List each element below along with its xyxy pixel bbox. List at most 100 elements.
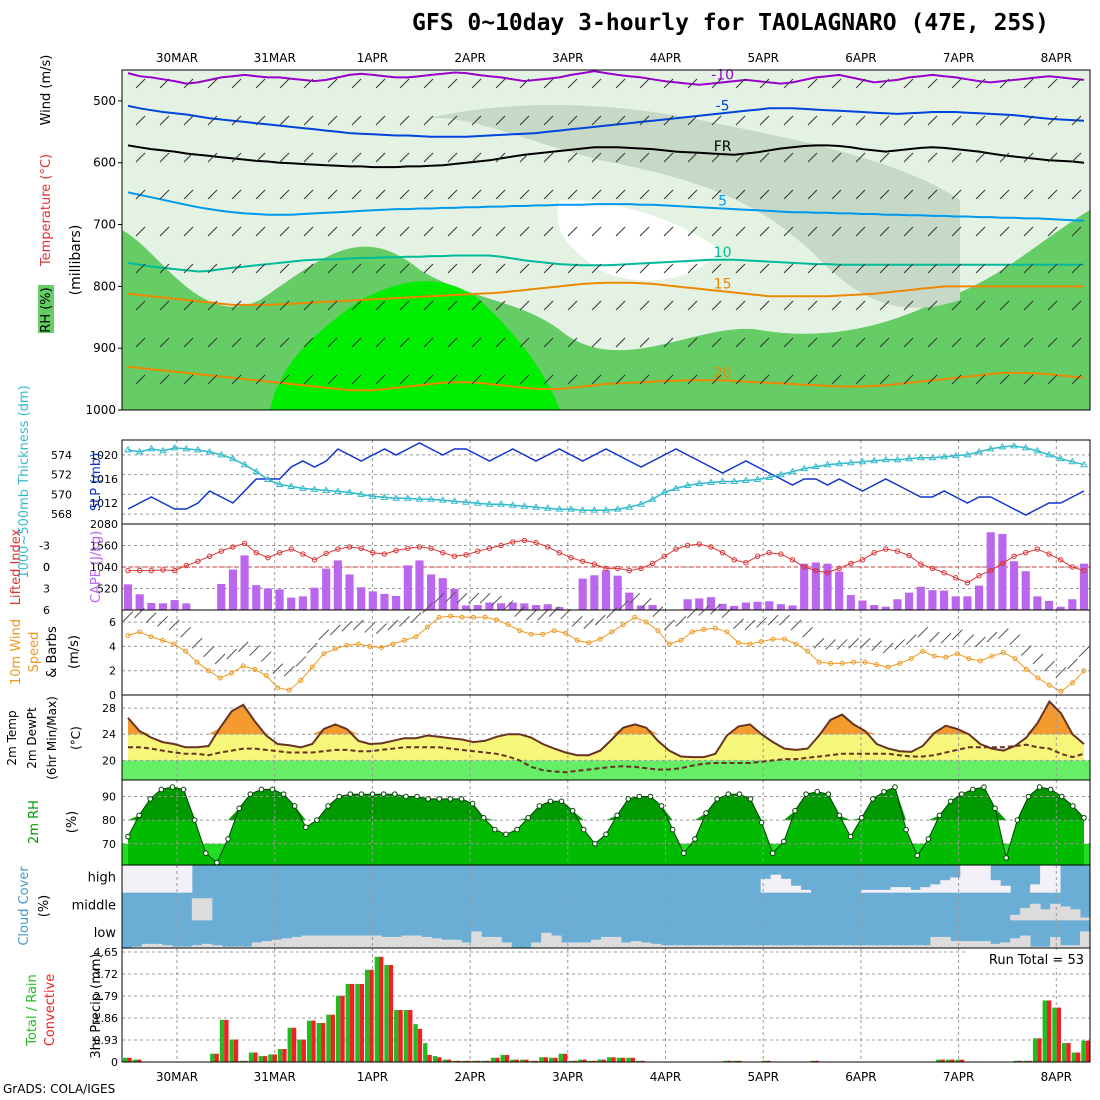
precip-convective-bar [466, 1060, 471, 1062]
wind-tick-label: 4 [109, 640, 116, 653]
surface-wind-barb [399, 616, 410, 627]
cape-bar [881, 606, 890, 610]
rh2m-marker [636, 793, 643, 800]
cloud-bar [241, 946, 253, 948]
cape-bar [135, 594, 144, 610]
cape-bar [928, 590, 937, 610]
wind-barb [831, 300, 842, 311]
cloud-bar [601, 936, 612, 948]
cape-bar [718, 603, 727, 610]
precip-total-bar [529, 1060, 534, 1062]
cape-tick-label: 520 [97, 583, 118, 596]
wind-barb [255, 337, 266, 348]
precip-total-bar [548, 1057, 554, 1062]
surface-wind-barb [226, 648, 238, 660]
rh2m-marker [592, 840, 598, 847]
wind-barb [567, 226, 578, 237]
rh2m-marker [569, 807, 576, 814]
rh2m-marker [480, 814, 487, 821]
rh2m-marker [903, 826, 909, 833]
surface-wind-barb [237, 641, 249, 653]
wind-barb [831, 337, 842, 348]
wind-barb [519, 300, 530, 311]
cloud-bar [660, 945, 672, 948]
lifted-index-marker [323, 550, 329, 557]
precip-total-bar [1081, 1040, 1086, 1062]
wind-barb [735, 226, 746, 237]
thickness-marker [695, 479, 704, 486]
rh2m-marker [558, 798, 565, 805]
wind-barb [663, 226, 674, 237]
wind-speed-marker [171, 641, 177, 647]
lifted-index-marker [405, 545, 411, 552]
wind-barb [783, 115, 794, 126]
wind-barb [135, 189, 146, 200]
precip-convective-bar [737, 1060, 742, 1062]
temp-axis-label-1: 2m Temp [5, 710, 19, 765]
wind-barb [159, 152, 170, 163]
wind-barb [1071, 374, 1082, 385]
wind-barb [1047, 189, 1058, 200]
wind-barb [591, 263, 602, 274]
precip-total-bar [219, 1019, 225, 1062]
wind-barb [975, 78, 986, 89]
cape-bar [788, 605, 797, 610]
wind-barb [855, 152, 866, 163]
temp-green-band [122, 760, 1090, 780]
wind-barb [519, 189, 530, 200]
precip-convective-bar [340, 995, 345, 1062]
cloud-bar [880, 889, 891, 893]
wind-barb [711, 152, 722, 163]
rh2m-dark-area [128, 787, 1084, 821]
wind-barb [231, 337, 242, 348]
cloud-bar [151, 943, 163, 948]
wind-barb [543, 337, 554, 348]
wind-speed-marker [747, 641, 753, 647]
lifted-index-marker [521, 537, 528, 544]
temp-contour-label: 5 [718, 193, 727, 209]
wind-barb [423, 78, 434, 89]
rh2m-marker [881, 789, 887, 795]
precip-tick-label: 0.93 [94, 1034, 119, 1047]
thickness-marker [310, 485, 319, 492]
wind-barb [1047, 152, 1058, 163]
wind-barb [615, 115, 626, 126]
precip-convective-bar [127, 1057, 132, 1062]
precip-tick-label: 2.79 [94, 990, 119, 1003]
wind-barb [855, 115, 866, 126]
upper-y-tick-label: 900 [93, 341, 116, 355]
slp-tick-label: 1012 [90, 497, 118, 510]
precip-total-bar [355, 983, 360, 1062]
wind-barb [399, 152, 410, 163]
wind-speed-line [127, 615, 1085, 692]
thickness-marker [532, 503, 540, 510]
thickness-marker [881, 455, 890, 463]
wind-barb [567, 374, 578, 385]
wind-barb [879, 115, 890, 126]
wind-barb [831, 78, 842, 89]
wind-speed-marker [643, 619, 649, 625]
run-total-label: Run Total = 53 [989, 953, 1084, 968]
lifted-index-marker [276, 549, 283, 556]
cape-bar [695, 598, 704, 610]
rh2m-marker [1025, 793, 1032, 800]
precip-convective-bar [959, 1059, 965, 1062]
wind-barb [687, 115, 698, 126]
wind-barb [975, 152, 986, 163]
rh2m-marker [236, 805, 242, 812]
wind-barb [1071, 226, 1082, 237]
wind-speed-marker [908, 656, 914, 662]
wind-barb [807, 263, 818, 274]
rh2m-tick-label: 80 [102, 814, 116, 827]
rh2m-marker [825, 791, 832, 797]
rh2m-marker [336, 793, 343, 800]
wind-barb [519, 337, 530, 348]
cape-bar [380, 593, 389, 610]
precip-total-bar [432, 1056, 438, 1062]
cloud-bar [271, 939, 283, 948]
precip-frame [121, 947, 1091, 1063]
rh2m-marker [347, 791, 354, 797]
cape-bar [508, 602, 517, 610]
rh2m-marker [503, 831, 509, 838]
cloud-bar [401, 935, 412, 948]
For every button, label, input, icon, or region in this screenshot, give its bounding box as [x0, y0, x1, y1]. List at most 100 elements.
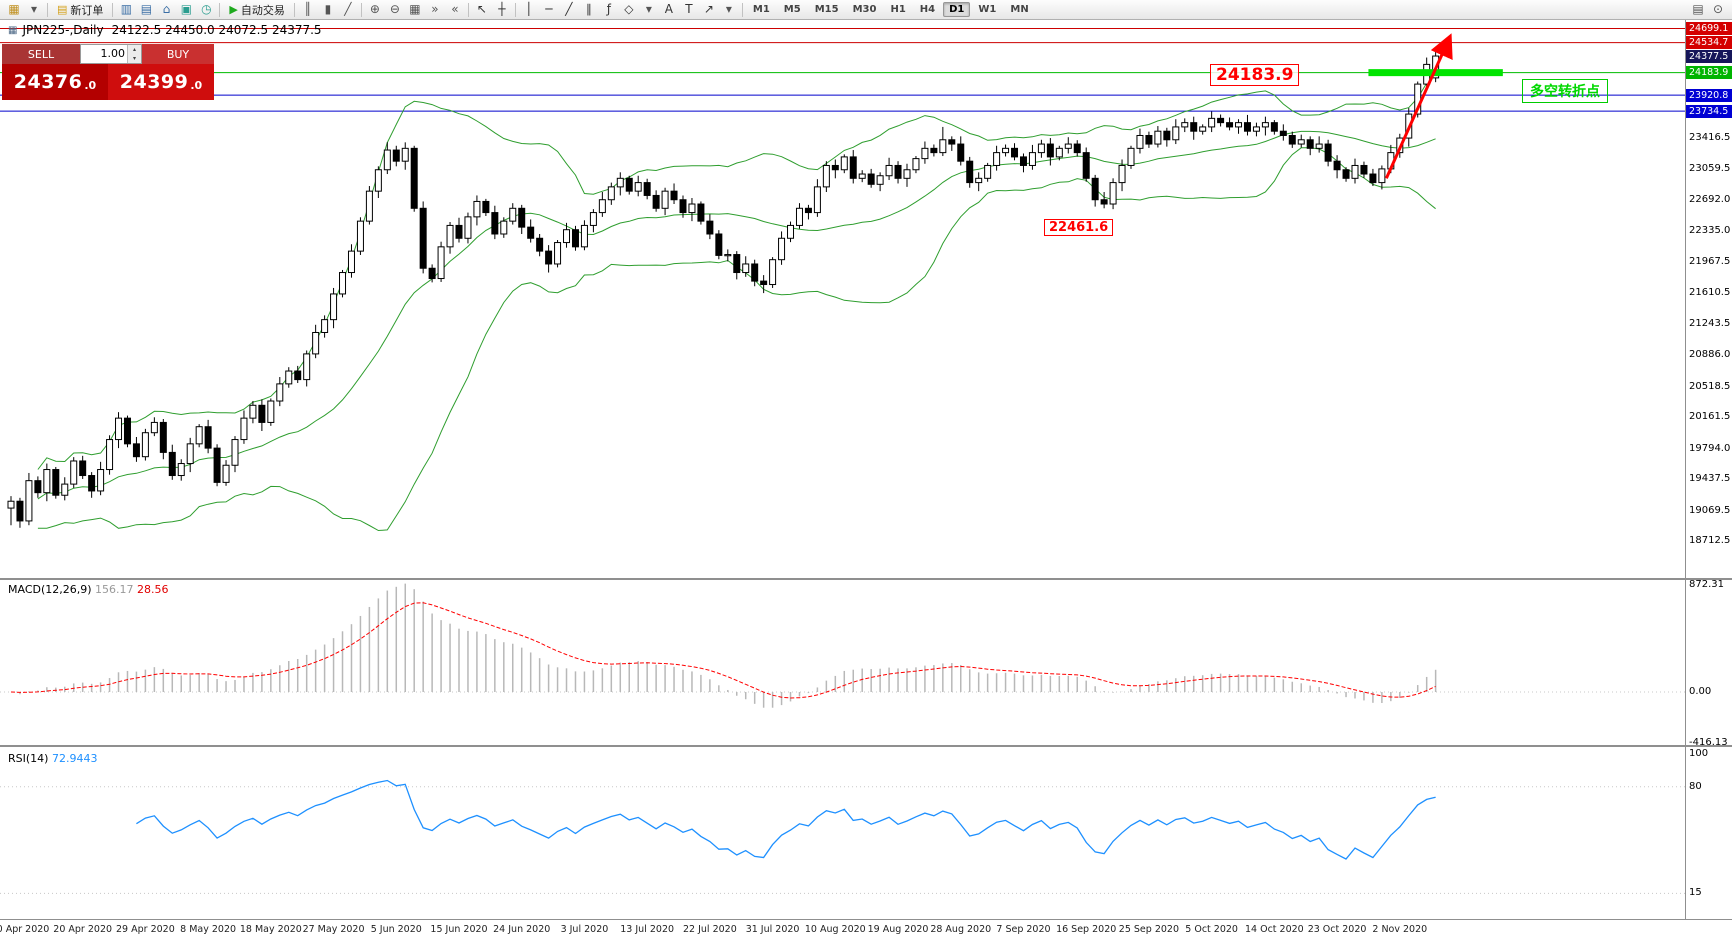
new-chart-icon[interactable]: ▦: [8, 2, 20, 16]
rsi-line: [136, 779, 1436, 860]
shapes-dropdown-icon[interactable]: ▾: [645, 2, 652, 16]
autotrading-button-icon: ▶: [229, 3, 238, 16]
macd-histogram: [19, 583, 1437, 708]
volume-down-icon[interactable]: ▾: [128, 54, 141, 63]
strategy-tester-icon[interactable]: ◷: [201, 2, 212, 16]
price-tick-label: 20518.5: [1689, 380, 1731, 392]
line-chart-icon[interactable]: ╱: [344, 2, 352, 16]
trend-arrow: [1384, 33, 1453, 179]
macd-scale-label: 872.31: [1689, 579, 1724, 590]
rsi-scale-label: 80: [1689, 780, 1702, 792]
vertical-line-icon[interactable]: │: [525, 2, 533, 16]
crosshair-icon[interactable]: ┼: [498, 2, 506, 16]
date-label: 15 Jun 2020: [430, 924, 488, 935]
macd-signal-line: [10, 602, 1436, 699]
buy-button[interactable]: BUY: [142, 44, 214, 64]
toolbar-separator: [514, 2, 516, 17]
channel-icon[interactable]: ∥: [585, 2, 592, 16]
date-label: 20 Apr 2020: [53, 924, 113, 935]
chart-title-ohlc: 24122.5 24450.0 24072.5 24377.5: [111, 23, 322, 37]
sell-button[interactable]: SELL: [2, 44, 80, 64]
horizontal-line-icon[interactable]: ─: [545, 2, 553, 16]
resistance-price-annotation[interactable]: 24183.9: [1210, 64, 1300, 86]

■ Written problem ■
Reproduce every line of the entries above word for word, but leave the pictures out.

■ Complete output ■
List each element below along with its xyxy pixel bbox. List at most 100 elements.
precip-convective-bar [466, 1060, 471, 1062]
wind-tick-label: 4 [109, 640, 116, 653]
surface-wind-barb [399, 616, 410, 627]
cape-bar [881, 606, 890, 610]
rh2m-marker [636, 793, 643, 800]
cloud-bar [241, 946, 253, 948]
cape-bar [135, 594, 144, 610]
cape-bar [928, 590, 937, 610]
wind-barb [831, 300, 842, 311]
cloud-bar [601, 936, 612, 948]
cape-bar [718, 603, 727, 610]
precip-total-bar [529, 1060, 534, 1062]
cape-tick-label: 520 [97, 583, 118, 596]
wind-barb [255, 337, 266, 348]
precip-total-bar [548, 1057, 554, 1062]
surface-wind-barb [226, 648, 238, 660]
rh2m-marker [592, 840, 598, 847]
wind-barb [567, 226, 578, 237]
rh2m-marker [569, 807, 576, 814]
rh2m-marker [480, 814, 487, 821]
rh2m-marker [903, 826, 909, 833]
surface-wind-barb [237, 641, 249, 653]
wind-barb [831, 337, 842, 348]
wind-barb [519, 300, 530, 311]
cloud-bar [660, 945, 672, 948]
lifted-index-marker [323, 550, 329, 557]
precip-total-bar [1081, 1040, 1086, 1062]
wind-barb [735, 226, 746, 237]
thickness-marker [695, 479, 704, 486]
rh2m-marker [558, 798, 565, 805]
wind-barb [663, 226, 674, 237]
wind-speed-marker [171, 641, 177, 647]
lifted-index-marker [405, 545, 411, 552]
wind-barb [783, 115, 794, 126]
wind-barb [135, 189, 146, 200]
precip-convective-bar [737, 1060, 742, 1062]
temp-axis-label-1: 2m Temp [5, 710, 19, 765]
wind-barb [159, 152, 170, 163]
wind-barb [1071, 374, 1082, 385]
wind-barb [1047, 189, 1058, 200]
wind-barb [591, 263, 602, 274]
precip-total-bar [219, 1019, 225, 1062]
wind-barb [975, 78, 986, 89]
cape-bar [788, 605, 797, 610]
wind-barb [855, 152, 866, 163]
temp-green-band [122, 760, 1090, 780]
wind-barb [519, 189, 530, 200]
precip-convective-bar [340, 995, 345, 1062]
cloud-bar [880, 889, 891, 893]
wind-barb [711, 152, 722, 163]
rh2m-dark-area [128, 787, 1084, 821]
wind-barb [231, 337, 242, 348]
cloud-bar [151, 943, 163, 948]
wind-barb [543, 337, 554, 348]
wind-speed-marker [747, 641, 753, 647]
lifted-index-marker [521, 537, 528, 544]
temp-contour-label: 5 [718, 193, 727, 209]
wind-barb [423, 78, 434, 89]
rh2m-marker [881, 789, 887, 795]
precip-tick-label: 0.93 [94, 1034, 119, 1047]
thickness-marker [310, 485, 319, 492]
wind-barb [1047, 152, 1058, 163]
wind-barb [615, 115, 626, 126]
precip-convective-bar [127, 1057, 132, 1062]
precip-tick-label: 2.79 [94, 990, 119, 1003]
wind-barb [855, 115, 866, 126]
upper-y-tick-label: 900 [93, 341, 116, 355]
slp-tick-label: 1012 [90, 497, 118, 510]
precip-total-bar [355, 983, 360, 1062]
wind-barb [399, 152, 410, 163]
wind-speed-line [127, 615, 1085, 692]
thickness-marker [532, 503, 540, 510]
thickness-marker [881, 455, 890, 463]
wind-barb [567, 374, 578, 385]
wind-barb [879, 115, 890, 126]
wind-barb [831, 78, 842, 89]
wind-speed-marker [643, 619, 649, 625]
run-total-label: Run Total = 53 [989, 953, 1084, 968]
lifted-index-marker [276, 549, 283, 556]
cape-bar [695, 598, 704, 610]
rh2m-marker [1025, 793, 1032, 800]
precip-convective-bar [959, 1059, 965, 1062]
wind-barb [687, 115, 698, 126]
wind-barb [975, 152, 986, 163]
rh2m-marker [236, 805, 242, 812]
wind-barb [1071, 226, 1082, 237]
wind-speed-marker [908, 656, 914, 662]
wind-barb [807, 263, 818, 274]
rh2m-tick-label: 80 [102, 814, 116, 827]
rh2m-marker [825, 791, 832, 797]
rh2m-marker [336, 793, 343, 800]
wind-barb [519, 337, 530, 348]
cape-bar [380, 593, 389, 610]
precip-total-bar [432, 1056, 438, 1062]
cloud-bar [271, 939, 283, 948]
precip-frame [121, 947, 1091, 1063]
rh2m-marker [347, 791, 354, 797]
cape-bar [508, 602, 517, 610]
rh2m-marker [503, 831, 509, 838]
cloud-bar [401, 935, 412, 948]
For every button, label, input, icon, or region in this screenshot, give its bounding box as [x0, y0, x1, y1]. List at most 100 elements.
new-chart-icon[interactable]: ▦: [8, 2, 20, 16]
rsi-line: [136, 779, 1436, 860]
shapes-dropdown-icon[interactable]: ▾: [645, 2, 652, 16]
autotrading-button-icon: ▶: [229, 3, 238, 16]
macd-histogram: [19, 583, 1437, 708]
volume-down-icon[interactable]: ▾: [128, 54, 141, 63]
strategy-tester-icon[interactable]: ◷: [201, 2, 212, 16]
price-tick-label: 20518.5: [1689, 380, 1731, 392]
line-chart-icon[interactable]: ╱: [344, 2, 352, 16]
trend-arrow: [1384, 33, 1453, 179]
macd-scale-label: 872.31: [1689, 579, 1724, 590]
rsi-scale-label: 80: [1689, 780, 1702, 792]
vertical-line-icon[interactable]: │: [525, 2, 533, 16]
crosshair-icon[interactable]: ┼: [498, 2, 506, 16]
date-label: 15 Jun 2020: [430, 924, 488, 935]
macd-signal-line: [10, 602, 1436, 699]
buy-button[interactable]: BUY: [142, 44, 214, 64]
toolbar-separator: [514, 2, 516, 17]
channel-icon[interactable]: ∥: [585, 2, 592, 16]
date-label: 20 Apr 2020: [53, 924, 113, 935]
chart-title-ohlc: 24122.5 24450.0 24072.5 24377.5: [111, 23, 322, 37]
sell-button[interactable]: SELL: [2, 44, 80, 64]
horizontal-line-icon[interactable]: ─: [545, 2, 553, 16]
resistance-price-annotation[interactable]: 24183.9: [1210, 64, 1300, 86]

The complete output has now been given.